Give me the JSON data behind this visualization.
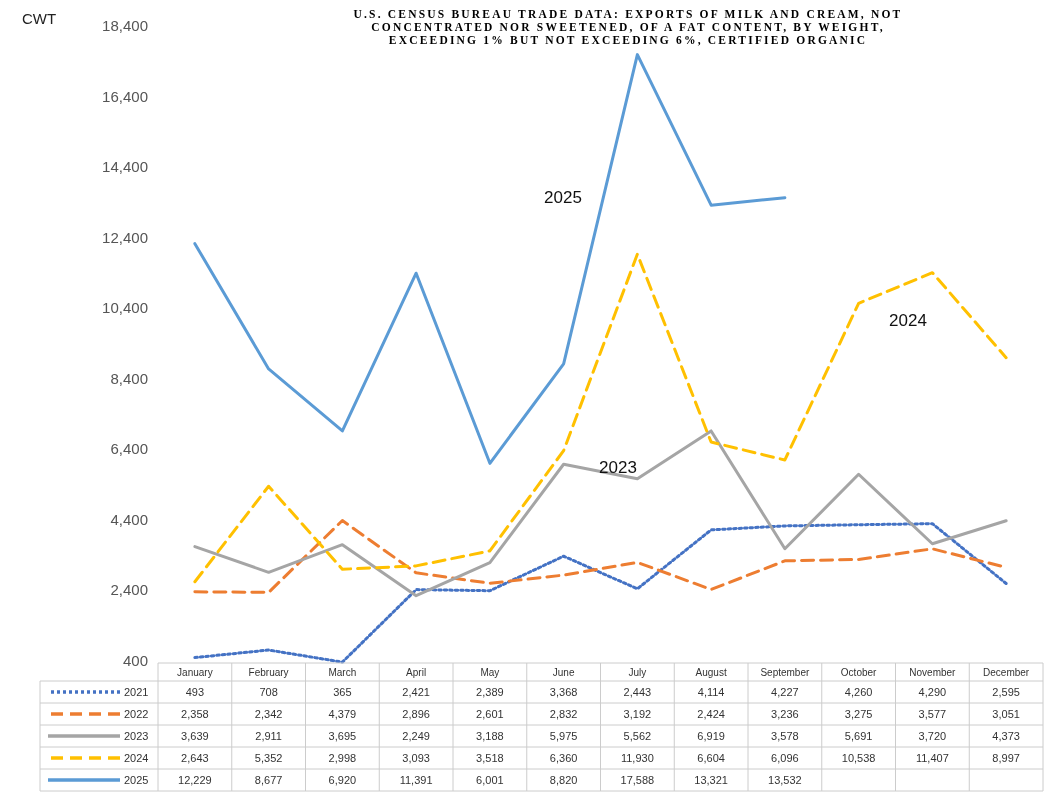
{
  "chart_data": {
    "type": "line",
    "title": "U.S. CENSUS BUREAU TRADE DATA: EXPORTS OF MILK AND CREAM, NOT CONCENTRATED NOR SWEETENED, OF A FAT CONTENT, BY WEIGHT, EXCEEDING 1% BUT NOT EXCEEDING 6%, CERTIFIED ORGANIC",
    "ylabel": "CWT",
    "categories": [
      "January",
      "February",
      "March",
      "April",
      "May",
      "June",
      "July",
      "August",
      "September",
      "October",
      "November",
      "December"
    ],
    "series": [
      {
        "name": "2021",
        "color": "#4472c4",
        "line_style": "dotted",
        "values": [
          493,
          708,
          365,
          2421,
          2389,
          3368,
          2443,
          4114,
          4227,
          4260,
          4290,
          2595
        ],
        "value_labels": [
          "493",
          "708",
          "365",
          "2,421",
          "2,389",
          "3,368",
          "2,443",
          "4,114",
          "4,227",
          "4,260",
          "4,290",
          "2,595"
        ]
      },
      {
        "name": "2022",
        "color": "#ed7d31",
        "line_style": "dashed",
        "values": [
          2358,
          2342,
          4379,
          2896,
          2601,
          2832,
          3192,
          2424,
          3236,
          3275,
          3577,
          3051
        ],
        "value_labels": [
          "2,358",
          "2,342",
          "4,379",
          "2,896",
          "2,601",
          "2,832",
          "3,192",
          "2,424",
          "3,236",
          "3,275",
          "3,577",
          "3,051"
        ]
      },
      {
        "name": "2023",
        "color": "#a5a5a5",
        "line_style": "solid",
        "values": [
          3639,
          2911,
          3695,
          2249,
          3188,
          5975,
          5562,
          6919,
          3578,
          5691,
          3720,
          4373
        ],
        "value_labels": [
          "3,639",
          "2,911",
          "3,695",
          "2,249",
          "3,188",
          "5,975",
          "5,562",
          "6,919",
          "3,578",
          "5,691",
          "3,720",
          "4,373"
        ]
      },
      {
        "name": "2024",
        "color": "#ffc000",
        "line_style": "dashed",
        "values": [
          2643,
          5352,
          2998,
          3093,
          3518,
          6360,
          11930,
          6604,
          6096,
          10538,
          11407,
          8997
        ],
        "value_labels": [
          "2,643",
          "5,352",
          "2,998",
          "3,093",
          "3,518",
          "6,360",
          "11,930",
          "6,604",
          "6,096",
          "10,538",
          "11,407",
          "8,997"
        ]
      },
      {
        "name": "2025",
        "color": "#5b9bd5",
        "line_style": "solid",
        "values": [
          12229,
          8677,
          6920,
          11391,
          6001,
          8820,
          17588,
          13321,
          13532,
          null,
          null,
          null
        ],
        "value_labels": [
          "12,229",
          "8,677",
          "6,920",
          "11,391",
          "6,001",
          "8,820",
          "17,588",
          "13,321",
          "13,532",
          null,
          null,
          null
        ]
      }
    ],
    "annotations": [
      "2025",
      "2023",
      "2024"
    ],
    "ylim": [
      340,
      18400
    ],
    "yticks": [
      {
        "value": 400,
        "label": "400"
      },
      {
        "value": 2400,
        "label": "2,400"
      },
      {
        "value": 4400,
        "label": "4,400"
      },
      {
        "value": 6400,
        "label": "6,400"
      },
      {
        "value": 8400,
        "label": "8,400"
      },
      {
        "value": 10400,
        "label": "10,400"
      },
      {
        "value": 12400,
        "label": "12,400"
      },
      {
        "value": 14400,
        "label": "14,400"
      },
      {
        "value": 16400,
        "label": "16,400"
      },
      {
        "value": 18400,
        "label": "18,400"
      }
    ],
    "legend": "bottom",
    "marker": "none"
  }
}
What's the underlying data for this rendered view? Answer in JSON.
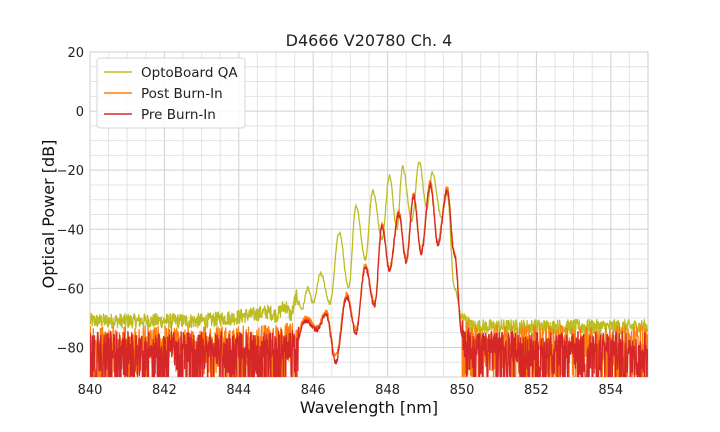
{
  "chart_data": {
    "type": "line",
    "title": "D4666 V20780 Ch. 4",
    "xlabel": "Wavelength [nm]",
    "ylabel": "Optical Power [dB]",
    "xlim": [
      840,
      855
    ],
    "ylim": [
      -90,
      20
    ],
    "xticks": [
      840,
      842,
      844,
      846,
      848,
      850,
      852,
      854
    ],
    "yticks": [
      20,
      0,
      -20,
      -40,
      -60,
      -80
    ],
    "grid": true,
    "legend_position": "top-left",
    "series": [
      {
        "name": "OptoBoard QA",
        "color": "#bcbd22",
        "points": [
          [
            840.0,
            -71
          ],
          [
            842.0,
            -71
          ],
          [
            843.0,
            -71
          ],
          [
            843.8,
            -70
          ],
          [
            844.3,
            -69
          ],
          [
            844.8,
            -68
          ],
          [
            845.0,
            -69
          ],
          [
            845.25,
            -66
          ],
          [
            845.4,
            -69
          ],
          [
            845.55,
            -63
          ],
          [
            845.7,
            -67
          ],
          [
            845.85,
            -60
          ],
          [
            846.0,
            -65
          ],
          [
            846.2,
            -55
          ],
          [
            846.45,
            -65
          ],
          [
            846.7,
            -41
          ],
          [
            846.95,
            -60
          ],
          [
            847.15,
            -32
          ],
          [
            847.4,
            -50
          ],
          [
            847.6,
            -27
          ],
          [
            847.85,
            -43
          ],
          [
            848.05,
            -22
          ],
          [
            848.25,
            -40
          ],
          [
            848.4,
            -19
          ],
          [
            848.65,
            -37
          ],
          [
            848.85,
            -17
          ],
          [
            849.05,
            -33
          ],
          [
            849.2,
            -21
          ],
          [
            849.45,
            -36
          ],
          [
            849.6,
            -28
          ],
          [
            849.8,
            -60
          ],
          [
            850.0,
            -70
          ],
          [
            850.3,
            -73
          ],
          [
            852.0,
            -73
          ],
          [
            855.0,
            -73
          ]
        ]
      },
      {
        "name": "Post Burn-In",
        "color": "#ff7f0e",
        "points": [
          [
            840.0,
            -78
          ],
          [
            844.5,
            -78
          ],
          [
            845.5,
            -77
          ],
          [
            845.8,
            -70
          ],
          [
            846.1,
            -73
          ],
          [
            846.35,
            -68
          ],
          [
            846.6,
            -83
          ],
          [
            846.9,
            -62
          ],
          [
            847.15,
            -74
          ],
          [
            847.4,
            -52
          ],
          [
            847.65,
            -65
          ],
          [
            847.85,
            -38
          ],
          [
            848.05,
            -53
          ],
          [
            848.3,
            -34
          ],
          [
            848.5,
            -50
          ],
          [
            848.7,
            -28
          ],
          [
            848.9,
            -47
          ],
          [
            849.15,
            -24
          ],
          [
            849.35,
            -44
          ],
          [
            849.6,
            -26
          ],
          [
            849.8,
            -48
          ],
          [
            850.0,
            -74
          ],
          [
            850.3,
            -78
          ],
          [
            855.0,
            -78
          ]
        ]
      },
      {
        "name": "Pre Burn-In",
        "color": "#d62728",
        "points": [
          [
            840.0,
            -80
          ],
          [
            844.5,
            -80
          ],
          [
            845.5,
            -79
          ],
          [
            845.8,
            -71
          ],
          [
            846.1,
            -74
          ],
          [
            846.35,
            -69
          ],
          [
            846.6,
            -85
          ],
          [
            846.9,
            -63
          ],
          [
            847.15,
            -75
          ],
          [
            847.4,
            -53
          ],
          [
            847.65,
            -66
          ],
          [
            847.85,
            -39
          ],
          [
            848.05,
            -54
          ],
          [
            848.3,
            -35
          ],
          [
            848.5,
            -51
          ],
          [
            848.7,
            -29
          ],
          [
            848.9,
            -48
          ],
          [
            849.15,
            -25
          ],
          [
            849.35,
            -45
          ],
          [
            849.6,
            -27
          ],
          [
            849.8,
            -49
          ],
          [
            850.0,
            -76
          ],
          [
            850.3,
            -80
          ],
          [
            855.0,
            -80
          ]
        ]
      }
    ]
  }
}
━━━━━━━━━━━━━━━━
> [BRIEF]:
On how many lines does the word "JSON" appear? Answer with only the number.

> [WRITTEN ANSWER]:
2